- Stated exercise: Extract each line of the data below exactly as written.

[Structured figure records]
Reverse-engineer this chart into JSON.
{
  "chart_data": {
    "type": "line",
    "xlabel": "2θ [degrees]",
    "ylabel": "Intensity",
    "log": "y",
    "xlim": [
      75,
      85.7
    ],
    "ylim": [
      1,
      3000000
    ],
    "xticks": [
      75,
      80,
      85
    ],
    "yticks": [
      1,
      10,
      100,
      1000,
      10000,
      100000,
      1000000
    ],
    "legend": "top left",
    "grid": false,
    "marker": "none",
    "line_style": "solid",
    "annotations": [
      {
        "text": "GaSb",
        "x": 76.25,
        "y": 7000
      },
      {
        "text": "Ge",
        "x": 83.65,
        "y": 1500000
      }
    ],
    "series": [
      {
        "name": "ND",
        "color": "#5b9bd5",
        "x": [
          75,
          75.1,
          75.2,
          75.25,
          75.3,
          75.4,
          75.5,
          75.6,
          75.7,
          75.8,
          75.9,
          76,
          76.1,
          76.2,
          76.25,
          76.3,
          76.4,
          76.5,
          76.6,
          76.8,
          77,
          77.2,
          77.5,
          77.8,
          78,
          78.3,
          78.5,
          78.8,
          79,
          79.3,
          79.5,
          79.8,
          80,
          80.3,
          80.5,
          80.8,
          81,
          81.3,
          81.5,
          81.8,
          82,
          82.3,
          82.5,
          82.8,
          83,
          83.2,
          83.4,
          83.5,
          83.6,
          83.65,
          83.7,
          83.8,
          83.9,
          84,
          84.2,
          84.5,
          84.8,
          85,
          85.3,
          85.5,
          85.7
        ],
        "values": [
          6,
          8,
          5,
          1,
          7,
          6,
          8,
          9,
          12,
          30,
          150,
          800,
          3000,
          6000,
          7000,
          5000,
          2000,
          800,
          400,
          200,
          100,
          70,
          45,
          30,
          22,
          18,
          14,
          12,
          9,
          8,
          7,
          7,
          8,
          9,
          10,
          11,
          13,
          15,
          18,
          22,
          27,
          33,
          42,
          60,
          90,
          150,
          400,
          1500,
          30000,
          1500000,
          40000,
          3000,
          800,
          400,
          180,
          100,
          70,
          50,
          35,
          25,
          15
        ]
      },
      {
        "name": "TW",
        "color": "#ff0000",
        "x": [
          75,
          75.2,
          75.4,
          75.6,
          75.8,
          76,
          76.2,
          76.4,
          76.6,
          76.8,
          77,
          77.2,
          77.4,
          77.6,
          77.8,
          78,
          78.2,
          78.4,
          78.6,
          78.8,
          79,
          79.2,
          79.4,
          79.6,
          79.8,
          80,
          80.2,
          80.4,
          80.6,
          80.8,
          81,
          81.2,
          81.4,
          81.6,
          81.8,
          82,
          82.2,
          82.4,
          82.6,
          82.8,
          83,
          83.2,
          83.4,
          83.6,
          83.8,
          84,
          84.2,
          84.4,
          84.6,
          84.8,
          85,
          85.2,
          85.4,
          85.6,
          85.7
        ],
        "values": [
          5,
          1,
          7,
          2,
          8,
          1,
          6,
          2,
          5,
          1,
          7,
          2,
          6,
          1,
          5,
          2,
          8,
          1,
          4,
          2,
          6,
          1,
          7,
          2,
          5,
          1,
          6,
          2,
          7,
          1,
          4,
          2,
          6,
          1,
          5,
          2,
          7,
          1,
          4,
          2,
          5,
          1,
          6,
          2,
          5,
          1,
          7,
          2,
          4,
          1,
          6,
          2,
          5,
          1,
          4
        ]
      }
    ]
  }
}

- In response:
Reverse-engineer this chart into JSON.
{
  "chart_data": {
    "type": "line",
    "xlabel": "2θ [degrees]",
    "ylabel": "Intensity",
    "log": "y",
    "xlim": [
      75,
      85.7
    ],
    "ylim": [
      1,
      3000000
    ],
    "xticks": [
      75,
      80,
      85
    ],
    "yticks": [
      1,
      10,
      100,
      1000,
      10000,
      100000,
      1000000
    ],
    "legend": "top left",
    "grid": false,
    "marker": "none",
    "line_style": "solid",
    "annotations": [
      {
        "text": "GaSb",
        "x": 76.25,
        "y": 7000
      },
      {
        "text": "Ge",
        "x": 83.65,
        "y": 1500000
      }
    ],
    "series": [
      {
        "name": "ND",
        "color": "#5b9bd5",
        "x": [
          75,
          75.1,
          75.2,
          75.25,
          75.3,
          75.4,
          75.5,
          75.6,
          75.7,
          75.8,
          75.9,
          76,
          76.1,
          76.2,
          76.25,
          76.3,
          76.4,
          76.5,
          76.6,
          76.8,
          77,
          77.2,
          77.5,
          77.8,
          78,
          78.3,
          78.5,
          78.8,
          79,
          79.3,
          79.5,
          79.8,
          80,
          80.3,
          80.5,
          80.8,
          81,
          81.3,
          81.5,
          81.8,
          82,
          82.3,
          82.5,
          82.8,
          83,
          83.2,
          83.4,
          83.5,
          83.6,
          83.65,
          83.7,
          83.8,
          83.9,
          84,
          84.2,
          84.5,
          84.8,
          85,
          85.3,
          85.5,
          85.7
        ],
        "values": [
          6,
          8,
          5,
          1,
          7,
          6,
          8,
          9,
          12,
          30,
          150,
          800,
          3000,
          6000,
          7000,
          5000,
          2000,
          800,
          400,
          200,
          100,
          70,
          45,
          30,
          22,
          18,
          14,
          12,
          9,
          8,
          7,
          7,
          8,
          9,
          10,
          11,
          13,
          15,
          18,
          22,
          27,
          33,
          42,
          60,
          90,
          150,
          400,
          1500,
          30000,
          1500000,
          40000,
          3000,
          800,
          400,
          180,
          100,
          70,
          50,
          35,
          25,
          15
        ]
      },
      {
        "name": "TW",
        "color": "#ff0000",
        "x": [
          75,
          75.2,
          75.4,
          75.6,
          75.8,
          76,
          76.2,
          76.4,
          76.6,
          76.8,
          77,
          77.2,
          77.4,
          77.6,
          77.8,
          78,
          78.2,
          78.4,
          78.6,
          78.8,
          79,
          79.2,
          79.4,
          79.6,
          79.8,
          80,
          80.2,
          80.4,
          80.6,
          80.8,
          81,
          81.2,
          81.4,
          81.6,
          81.8,
          82,
          82.2,
          82.4,
          82.6,
          82.8,
          83,
          83.2,
          83.4,
          83.6,
          83.8,
          84,
          84.2,
          84.4,
          84.6,
          84.8,
          85,
          85.2,
          85.4,
          85.6,
          85.7
        ],
        "values": [
          5,
          1,
          7,
          2,
          8,
          1,
          6,
          2,
          5,
          1,
          7,
          2,
          6,
          1,
          5,
          2,
          8,
          1,
          4,
          2,
          6,
          1,
          7,
          2,
          5,
          1,
          6,
          2,
          7,
          1,
          4,
          2,
          6,
          1,
          5,
          2,
          7,
          1,
          4,
          2,
          5,
          1,
          6,
          2,
          5,
          1,
          7,
          2,
          4,
          1,
          6,
          2,
          5,
          1,
          4
        ]
      }
    ]
  }
}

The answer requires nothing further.